=== Supplied entries ===

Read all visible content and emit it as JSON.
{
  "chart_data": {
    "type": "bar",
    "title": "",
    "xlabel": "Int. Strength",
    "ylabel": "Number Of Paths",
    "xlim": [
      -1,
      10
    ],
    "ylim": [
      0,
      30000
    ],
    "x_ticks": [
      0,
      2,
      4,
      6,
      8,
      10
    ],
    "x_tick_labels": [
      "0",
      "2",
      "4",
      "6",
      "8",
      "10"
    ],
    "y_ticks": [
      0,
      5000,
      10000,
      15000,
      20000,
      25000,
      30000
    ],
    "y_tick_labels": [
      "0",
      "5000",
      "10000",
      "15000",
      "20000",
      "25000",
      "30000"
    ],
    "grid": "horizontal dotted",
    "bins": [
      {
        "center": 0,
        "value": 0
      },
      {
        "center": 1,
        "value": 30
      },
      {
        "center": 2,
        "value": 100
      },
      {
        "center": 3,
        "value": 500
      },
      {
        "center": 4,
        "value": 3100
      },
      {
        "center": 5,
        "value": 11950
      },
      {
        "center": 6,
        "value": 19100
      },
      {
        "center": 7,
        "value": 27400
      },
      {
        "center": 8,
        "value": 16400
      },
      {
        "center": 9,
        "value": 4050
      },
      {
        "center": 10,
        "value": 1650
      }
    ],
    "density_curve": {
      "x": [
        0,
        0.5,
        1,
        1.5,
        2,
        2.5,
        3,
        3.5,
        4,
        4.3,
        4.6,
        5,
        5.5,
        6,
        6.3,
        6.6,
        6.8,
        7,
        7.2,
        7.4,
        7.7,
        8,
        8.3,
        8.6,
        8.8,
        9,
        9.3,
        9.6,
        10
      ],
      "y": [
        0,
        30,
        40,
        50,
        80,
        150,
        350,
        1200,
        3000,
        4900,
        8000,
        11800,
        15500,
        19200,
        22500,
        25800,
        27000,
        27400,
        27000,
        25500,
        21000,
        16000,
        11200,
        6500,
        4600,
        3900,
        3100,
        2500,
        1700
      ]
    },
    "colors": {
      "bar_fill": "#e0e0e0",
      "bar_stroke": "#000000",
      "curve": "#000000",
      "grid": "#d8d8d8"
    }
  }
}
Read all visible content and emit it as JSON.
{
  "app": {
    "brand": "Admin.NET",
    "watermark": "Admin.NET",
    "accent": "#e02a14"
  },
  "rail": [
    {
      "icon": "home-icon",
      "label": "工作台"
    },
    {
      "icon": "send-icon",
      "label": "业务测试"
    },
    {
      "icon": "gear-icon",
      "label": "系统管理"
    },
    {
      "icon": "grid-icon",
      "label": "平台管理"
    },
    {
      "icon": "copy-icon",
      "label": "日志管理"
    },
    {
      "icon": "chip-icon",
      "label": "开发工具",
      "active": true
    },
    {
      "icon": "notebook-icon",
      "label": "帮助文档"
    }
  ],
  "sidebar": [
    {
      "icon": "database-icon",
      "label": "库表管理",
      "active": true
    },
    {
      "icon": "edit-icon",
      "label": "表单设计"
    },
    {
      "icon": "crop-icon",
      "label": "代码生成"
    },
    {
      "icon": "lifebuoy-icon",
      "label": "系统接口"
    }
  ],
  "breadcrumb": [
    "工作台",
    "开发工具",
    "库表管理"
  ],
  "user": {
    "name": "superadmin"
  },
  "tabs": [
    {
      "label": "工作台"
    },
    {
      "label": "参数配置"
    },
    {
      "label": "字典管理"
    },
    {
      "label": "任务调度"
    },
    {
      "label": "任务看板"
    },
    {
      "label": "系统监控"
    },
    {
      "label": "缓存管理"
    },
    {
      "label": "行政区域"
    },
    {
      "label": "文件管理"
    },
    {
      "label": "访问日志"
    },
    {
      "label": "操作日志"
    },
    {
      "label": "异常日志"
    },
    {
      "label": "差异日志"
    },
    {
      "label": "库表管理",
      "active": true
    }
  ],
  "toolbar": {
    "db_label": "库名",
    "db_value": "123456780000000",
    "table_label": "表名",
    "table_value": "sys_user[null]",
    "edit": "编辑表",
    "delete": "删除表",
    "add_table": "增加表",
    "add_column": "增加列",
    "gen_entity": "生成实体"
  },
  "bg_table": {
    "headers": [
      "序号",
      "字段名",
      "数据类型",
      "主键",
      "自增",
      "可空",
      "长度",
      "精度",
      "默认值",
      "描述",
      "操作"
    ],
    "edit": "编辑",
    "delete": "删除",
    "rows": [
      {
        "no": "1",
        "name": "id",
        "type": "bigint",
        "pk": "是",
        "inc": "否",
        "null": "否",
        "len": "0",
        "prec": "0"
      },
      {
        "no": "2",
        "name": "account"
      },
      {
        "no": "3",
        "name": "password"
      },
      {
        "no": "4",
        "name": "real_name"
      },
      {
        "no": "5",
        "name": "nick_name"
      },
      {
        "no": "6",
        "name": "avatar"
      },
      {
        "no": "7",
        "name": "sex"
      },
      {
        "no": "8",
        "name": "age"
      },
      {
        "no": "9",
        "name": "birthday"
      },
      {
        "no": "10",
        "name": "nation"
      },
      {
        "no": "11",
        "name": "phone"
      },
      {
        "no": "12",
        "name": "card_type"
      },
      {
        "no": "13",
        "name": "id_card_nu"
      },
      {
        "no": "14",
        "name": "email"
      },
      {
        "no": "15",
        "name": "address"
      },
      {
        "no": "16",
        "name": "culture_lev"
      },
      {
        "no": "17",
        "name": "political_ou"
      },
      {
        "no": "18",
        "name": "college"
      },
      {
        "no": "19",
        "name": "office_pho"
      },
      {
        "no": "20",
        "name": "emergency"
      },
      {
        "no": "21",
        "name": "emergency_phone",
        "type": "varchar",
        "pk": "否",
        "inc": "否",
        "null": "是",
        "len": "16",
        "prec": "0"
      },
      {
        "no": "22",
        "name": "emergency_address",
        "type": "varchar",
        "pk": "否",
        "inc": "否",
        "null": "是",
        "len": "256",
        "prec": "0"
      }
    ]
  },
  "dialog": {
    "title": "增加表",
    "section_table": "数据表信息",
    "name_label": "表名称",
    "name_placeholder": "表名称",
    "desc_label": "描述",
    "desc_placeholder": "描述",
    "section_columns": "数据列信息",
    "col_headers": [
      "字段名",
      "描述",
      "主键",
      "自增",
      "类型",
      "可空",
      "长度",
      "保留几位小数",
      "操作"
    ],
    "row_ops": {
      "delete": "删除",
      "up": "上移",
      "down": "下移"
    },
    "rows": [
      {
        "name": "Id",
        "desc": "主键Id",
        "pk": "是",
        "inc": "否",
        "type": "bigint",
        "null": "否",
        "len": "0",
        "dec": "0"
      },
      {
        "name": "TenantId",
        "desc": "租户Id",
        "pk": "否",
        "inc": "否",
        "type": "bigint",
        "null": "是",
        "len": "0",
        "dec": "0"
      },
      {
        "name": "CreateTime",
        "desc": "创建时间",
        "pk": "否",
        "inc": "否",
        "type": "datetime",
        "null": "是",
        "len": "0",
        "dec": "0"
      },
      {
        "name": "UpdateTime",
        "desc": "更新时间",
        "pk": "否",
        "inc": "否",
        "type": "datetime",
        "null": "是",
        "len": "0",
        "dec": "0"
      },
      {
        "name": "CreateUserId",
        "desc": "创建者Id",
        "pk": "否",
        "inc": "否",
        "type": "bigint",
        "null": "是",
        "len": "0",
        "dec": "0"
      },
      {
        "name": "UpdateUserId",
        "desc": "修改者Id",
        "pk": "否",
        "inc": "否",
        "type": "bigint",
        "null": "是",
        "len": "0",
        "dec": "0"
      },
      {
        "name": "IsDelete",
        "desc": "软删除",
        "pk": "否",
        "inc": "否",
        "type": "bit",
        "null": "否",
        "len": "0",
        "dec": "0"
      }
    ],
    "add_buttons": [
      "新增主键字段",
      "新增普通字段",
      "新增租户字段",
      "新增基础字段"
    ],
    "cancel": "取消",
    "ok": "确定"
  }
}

===

▸ Goal of the exercise:
Find each line holding the string "icon" and copy it out.

▸ Answer to this problem:
      "icon": "home-icon",
      "icon": "send-icon",
      "icon": "gear-icon",
      "icon": "grid-icon",
      "icon": "copy-icon",
      "icon": "chip-icon",
      "icon": "notebook-icon",
      "icon": "database-icon",
      "icon": "edit-icon",
      "icon": "crop-icon",
      "icon": "lifebuoy-icon",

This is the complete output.